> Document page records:

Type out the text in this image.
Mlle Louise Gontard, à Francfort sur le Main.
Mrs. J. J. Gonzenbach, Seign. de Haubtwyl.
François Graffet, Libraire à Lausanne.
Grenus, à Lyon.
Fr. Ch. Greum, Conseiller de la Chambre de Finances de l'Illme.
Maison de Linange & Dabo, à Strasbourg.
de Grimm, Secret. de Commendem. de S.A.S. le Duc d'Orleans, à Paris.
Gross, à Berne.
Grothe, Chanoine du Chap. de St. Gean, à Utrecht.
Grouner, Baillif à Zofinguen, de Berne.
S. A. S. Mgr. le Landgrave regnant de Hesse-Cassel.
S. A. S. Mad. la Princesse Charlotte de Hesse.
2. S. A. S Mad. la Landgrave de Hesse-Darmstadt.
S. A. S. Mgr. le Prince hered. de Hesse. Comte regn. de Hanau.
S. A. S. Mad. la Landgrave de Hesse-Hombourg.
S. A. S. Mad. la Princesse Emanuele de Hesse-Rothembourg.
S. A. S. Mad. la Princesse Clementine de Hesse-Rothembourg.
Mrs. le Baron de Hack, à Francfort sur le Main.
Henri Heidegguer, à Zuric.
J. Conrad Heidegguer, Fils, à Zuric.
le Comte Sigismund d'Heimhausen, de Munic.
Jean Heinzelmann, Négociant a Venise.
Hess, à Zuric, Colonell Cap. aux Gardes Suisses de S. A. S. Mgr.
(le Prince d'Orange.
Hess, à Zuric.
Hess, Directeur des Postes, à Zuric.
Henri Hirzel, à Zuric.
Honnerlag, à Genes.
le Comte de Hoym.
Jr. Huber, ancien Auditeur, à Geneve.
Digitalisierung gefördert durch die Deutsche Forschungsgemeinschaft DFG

> WHAT IS EXPECTED: Here, the records must be output exactly and in full.

> EXERCISE SOLUTION:
Type out the text in this image.
Mlle Louise Gontard, à Francfort sur le Main.
Mrs. J. J. Gonzenbach, Seign. de Haubtwyl.
François Graffet, Libraire à Lausanne.
Grenus, à Lyon.
Fr. Ch. Greum, Conseiller de la Chambre de Finances de l'Illme.
Maison de Linange & Dabo, à Strasbourg.
de Grimm, Secret. de Commendem. de S.A.S. le Duc d'Orleans, à Paris.
Gross, à Berne.
Grothe, Chanoine du Chap. de St. Gean, à Utrecht.
Grouner, Baillif à Zofinguen, de Berne.
S. A. S. Mgr. le Landgrave regnant de Hesse-Cassel.
S. A. S. Mad. la Princesse Charlotte de Hesse.
2. S. A. S Mad. la Landgrave de Hesse-Darmstadt.
S. A. S. Mgr. le Prince hered. de Hesse. Comte regn. de Hanau.
S. A. S. Mad. la Landgrave de Hesse-Hombourg.
S. A. S. Mad. la Princesse Emanuele de Hesse-Rothembourg.
S. A. S. Mad. la Princesse Clementine de Hesse-Rothembourg.
Mrs. le Baron de Hack, à Francfort sur le Main.
Henri Heidegguer, à Zuric.
J. Conrad Heidegguer, Fils, à Zuric.
le Comte Sigismund d'Heimhausen, de Munic.
Jean Heinzelmann, Négociant a Venise.
Hess, à Zuric, Colonell Cap. aux Gardes Suisses de S. A. S. Mgr.
(le Prince d'Orange.
Hess, à Zuric.
Hess, Directeur des Postes, à Zuric.
Henri Hirzel, à Zuric.
Honnerlag, à Genes.
le Comte de Hoym.
Jr. Huber, ancien Auditeur, à Geneve.
Digitalisierung gefördert durch die Deutsche Forschungsgemeinschaft DFG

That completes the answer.